_Dataset extract_
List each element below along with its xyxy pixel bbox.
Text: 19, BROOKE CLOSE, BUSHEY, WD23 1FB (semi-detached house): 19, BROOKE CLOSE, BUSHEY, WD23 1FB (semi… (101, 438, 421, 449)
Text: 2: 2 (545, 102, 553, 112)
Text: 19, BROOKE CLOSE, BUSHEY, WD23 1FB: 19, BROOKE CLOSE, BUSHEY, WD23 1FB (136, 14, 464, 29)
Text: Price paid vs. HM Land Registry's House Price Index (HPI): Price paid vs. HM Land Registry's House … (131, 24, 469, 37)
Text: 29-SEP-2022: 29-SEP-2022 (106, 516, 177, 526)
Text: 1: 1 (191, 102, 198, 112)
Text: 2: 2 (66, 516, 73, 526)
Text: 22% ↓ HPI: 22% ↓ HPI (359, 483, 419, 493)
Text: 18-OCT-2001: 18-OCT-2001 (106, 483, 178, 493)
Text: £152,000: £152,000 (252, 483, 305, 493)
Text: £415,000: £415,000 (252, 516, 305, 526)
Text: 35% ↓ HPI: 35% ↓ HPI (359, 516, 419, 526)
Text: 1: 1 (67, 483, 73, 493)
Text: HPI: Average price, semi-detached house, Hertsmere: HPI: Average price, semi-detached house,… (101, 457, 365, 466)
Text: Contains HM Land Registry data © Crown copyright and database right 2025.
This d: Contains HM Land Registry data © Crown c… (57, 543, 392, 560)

_Written request_
Rewrite the records above, substituting "detached house" for each occurrence of "semi-detached house" and leaving everything else unchanged.

_Solution to this task_
List each element below along with its xyxy pixel bbox.
Text: 19, BROOKE CLOSE, BUSHEY, WD23 1FB (detached house): 19, BROOKE CLOSE, BUSHEY, WD23 1FB (semi… (101, 438, 421, 449)
Text: 2: 2 (545, 102, 553, 112)
Text: 19, BROOKE CLOSE, BUSHEY, WD23 1FB: 19, BROOKE CLOSE, BUSHEY, WD23 1FB (136, 14, 464, 29)
Text: Price paid vs. HM Land Registry's House Price Index (HPI): Price paid vs. HM Land Registry's House … (131, 24, 469, 37)
Text: 29-SEP-2022: 29-SEP-2022 (106, 516, 177, 526)
Text: 1: 1 (191, 102, 198, 112)
Text: 2: 2 (66, 516, 73, 526)
Text: 22% ↓ HPI: 22% ↓ HPI (359, 483, 419, 493)
Text: 18-OCT-2001: 18-OCT-2001 (106, 483, 178, 493)
Text: £152,000: £152,000 (252, 483, 305, 493)
Text: £415,000: £415,000 (252, 516, 305, 526)
Text: 35% ↓ HPI: 35% ↓ HPI (359, 516, 419, 526)
Text: 1: 1 (67, 483, 73, 493)
Text: HPI: Average price, detached house, Hertsmere: HPI: Average price, detached house,… (101, 457, 365, 466)
Text: Contains HM Land Registry data © Crown copyright and database right 2025.
This d: Contains HM Land Registry data © Crown c… (57, 543, 392, 560)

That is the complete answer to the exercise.